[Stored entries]

::::

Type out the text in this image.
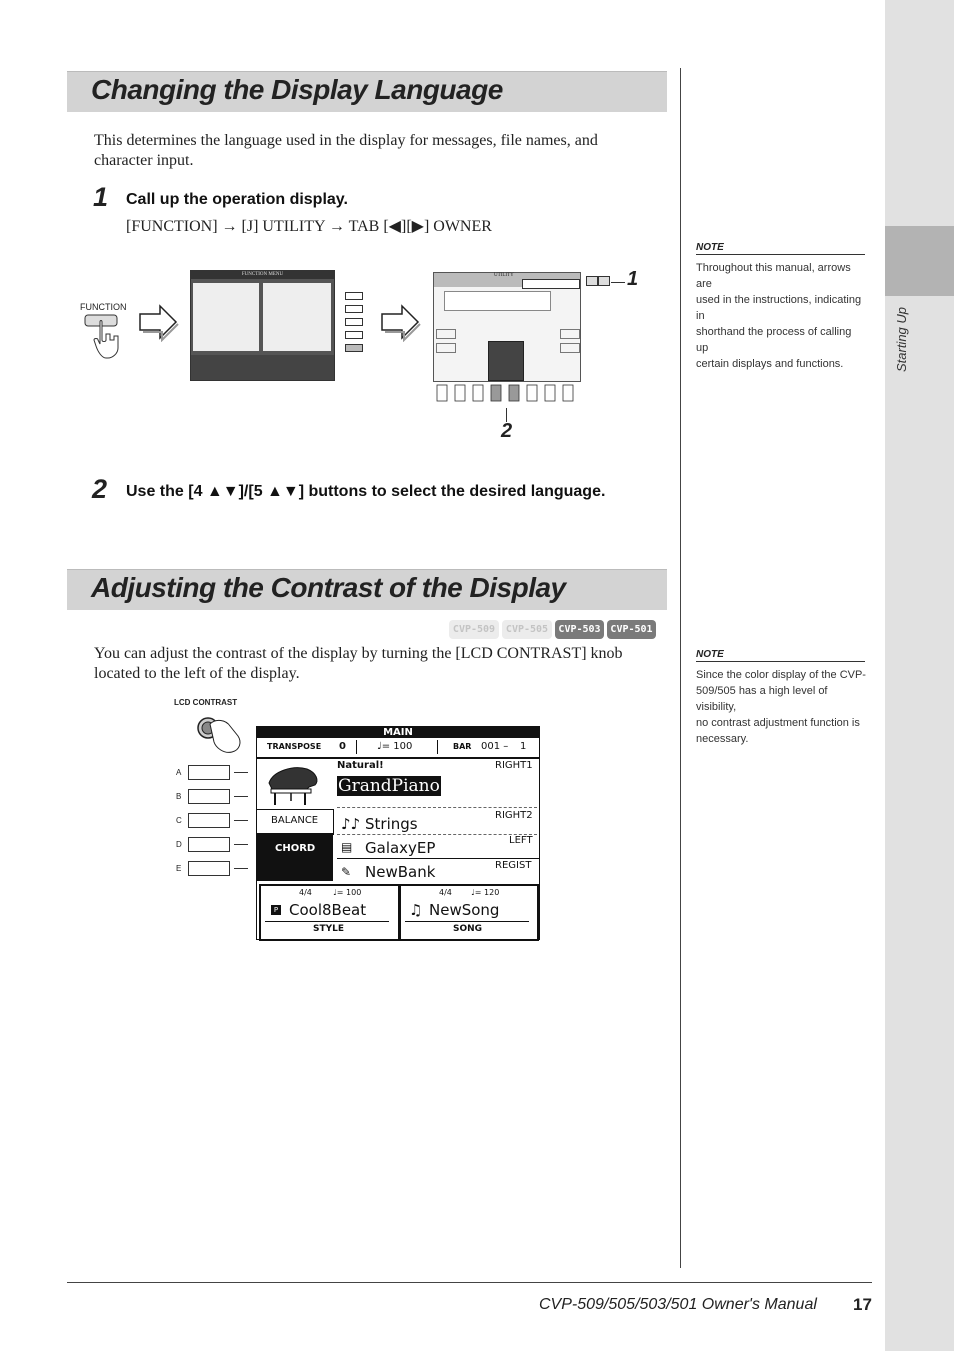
Starting Up
Changing the Display Language
This determines the language used in the display for messages, file names, and
character input.
1 Call up the operation display.
[FUNCTION] → [J] UTILITY → TAB [◀][▶] OWNER
FUNCTION
FUNCTION MENU	UTILITY	1
2
2 Use the [4 ▲▼]/[5 ▲▼] buttons to select the desired language.
Adjusting the Contrast of the Display
CVP-509	CVP-505	CVP-503 CVP-501
You can adjust the contrast of the display by turning the [LCD CONTRAST] knob
located to the left of the display.
LCD CONTRAST
A
B
C
D
E
MAIN
TRANSPOSE 0	♩= 100	BAR 001 – 1
Natural!	RIGHT1
GrandPiano
BALANCE	RIGHT2
♪♪ Strings
CHORD
LEFT
▤ GalaxyEP
REGIST
✎ NewBank
4/4	♩= 100
P Cool8Beat
STYLE
4/4 ♩= 120
♫ NewSong
SONG
NOTE
Throughout this manual, arrows are
used in the instructions, indicating in
shorthand the process of calling up
certain displays and functions.
NOTE
Since the color display of the CVP-
509/505 has a high level of visibility,
no contrast adjustment function is
necessary.
CVP-509/505/503/501 Owner's Manual 17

::::

Exercise aim: Copy and report every line where the word "used" is present.

Answer for the task:
This determines the language used in the display for messages, file names, and
used in the instructions, indicating in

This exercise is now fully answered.